## Data section
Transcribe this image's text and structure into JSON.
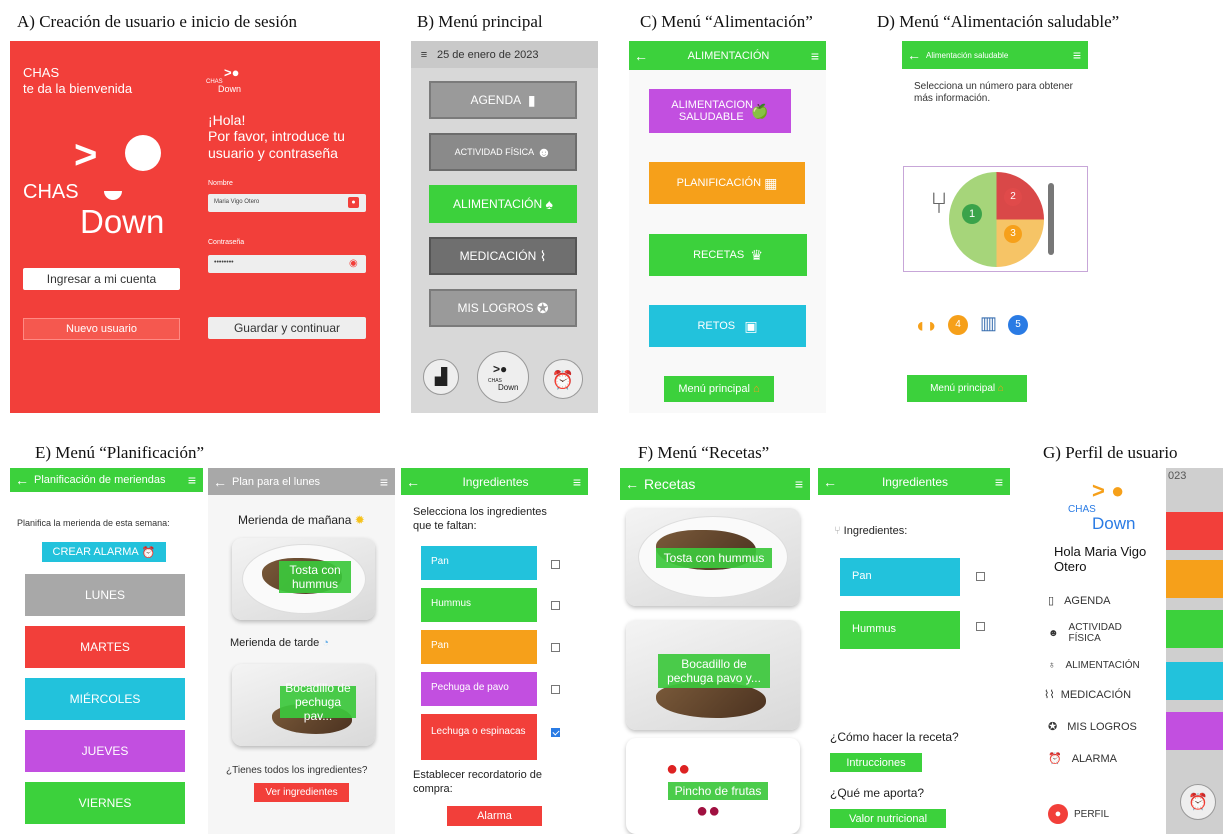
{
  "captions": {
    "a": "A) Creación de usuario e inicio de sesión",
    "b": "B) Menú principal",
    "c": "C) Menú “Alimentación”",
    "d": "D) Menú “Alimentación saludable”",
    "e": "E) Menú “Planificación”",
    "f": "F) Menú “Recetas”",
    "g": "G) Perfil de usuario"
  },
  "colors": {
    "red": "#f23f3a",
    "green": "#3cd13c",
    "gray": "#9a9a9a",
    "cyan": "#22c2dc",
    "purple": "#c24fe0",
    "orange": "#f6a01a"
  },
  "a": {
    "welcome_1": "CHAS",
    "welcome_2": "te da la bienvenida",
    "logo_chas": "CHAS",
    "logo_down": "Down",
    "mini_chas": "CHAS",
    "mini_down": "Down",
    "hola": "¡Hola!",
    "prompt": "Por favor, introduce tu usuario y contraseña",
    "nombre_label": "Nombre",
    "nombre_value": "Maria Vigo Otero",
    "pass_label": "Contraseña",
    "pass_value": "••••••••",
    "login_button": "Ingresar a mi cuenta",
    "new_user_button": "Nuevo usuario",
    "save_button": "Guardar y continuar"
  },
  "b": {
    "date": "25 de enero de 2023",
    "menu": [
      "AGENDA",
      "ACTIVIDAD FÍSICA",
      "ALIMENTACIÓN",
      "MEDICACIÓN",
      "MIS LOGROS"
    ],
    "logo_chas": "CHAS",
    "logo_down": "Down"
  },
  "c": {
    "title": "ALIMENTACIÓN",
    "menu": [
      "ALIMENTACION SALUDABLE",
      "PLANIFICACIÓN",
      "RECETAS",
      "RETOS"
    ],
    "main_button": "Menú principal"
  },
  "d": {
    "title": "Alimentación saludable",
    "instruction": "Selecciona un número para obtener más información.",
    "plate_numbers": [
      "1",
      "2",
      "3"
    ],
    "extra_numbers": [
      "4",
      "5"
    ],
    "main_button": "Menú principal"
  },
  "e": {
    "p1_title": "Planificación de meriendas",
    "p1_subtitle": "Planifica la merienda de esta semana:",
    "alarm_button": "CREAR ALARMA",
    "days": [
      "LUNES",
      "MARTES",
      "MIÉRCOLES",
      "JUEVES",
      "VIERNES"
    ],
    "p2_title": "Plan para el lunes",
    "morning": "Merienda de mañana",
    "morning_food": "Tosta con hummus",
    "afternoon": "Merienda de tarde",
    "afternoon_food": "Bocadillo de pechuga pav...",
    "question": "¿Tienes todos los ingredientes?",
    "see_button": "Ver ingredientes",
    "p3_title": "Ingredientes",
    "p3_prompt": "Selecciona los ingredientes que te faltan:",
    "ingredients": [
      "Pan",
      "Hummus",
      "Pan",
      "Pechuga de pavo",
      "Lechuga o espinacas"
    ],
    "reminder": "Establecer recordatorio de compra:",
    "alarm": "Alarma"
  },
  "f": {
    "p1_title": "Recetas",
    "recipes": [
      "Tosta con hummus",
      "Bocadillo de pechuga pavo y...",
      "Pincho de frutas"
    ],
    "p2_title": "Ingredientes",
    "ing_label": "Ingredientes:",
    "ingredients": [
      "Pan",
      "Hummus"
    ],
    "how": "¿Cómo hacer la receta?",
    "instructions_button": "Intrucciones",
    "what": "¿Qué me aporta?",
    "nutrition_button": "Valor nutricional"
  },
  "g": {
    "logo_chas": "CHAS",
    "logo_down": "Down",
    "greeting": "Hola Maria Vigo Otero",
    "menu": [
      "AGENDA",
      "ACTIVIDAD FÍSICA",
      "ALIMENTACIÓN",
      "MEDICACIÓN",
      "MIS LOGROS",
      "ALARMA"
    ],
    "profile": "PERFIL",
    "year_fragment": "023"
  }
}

## Short exercise
Retype all the records shown above, character for character. Omit every picture.

## Output for this task
Transcribe this image's text and structure into JSON.
{
  "captions": {
    "a": "A) Creación de usuario e inicio de sesión",
    "b": "B) Menú principal",
    "c": "C) Menú “Alimentación”",
    "d": "D) Menú “Alimentación saludable”",
    "e": "E) Menú “Planificación”",
    "f": "F) Menú “Recetas”",
    "g": "G) Perfil de usuario"
  },
  "colors": {
    "red": "#f23f3a",
    "green": "#3cd13c",
    "gray": "#9a9a9a",
    "cyan": "#22c2dc",
    "purple": "#c24fe0",
    "orange": "#f6a01a"
  },
  "a": {
    "welcome_1": "CHAS",
    "welcome_2": "te da la bienvenida",
    "logo_chas": "CHAS",
    "logo_down": "Down",
    "mini_chas": "CHAS",
    "mini_down": "Down",
    "hola": "¡Hola!",
    "prompt": "Por favor, introduce tu usuario y contraseña",
    "nombre_label": "Nombre",
    "nombre_value": "Maria Vigo Otero",
    "pass_label": "Contraseña",
    "pass_value": "••••••••",
    "login_button": "Ingresar a mi cuenta",
    "new_user_button": "Nuevo usuario",
    "save_button": "Guardar y continuar"
  },
  "b": {
    "date": "25 de enero de 2023",
    "menu": [
      "AGENDA",
      "ACTIVIDAD FÍSICA",
      "ALIMENTACIÓN",
      "MEDICACIÓN",
      "MIS LOGROS"
    ],
    "logo_chas": "CHAS",
    "logo_down": "Down"
  },
  "c": {
    "title": "ALIMENTACIÓN",
    "menu": [
      "ALIMENTACION SALUDABLE",
      "PLANIFICACIÓN",
      "RECETAS",
      "RETOS"
    ],
    "main_button": "Menú principal"
  },
  "d": {
    "title": "Alimentación saludable",
    "instruction": "Selecciona un número para obtener más información.",
    "plate_numbers": [
      "1",
      "2",
      "3"
    ],
    "extra_numbers": [
      "4",
      "5"
    ],
    "main_button": "Menú principal"
  },
  "e": {
    "p1_title": "Planificación de meriendas",
    "p1_subtitle": "Planifica la merienda de esta semana:",
    "alarm_button": "CREAR ALARMA",
    "days": [
      "LUNES",
      "MARTES",
      "MIÉRCOLES",
      "JUEVES",
      "VIERNES"
    ],
    "p2_title": "Plan para el lunes",
    "morning": "Merienda de mañana",
    "morning_food": "Tosta con hummus",
    "afternoon": "Merienda de tarde",
    "afternoon_food": "Bocadillo de pechuga pav...",
    "question": "¿Tienes todos los ingredientes?",
    "see_button": "Ver ingredientes",
    "p3_title": "Ingredientes",
    "p3_prompt": "Selecciona los ingredientes que te faltan:",
    "ingredients": [
      "Pan",
      "Hummus",
      "Pan",
      "Pechuga de pavo",
      "Lechuga o espinacas"
    ],
    "reminder": "Establecer recordatorio de compra:",
    "alarm": "Alarma"
  },
  "f": {
    "p1_title": "Recetas",
    "recipes": [
      "Tosta con hummus",
      "Bocadillo de pechuga pavo y...",
      "Pincho de frutas"
    ],
    "p2_title": "Ingredientes",
    "ing_label": "Ingredientes:",
    "ingredients": [
      "Pan",
      "Hummus"
    ],
    "how": "¿Cómo hacer la receta?",
    "instructions_button": "Intrucciones",
    "what": "¿Qué me aporta?",
    "nutrition_button": "Valor nutricional"
  },
  "g": {
    "logo_chas": "CHAS",
    "logo_down": "Down",
    "greeting": "Hola Maria Vigo Otero",
    "menu": [
      "AGENDA",
      "ACTIVIDAD FÍSICA",
      "ALIMENTACIÓN",
      "MEDICACIÓN",
      "MIS LOGROS",
      "ALARMA"
    ],
    "profile": "PERFIL",
    "year_fragment": "023"
  }
}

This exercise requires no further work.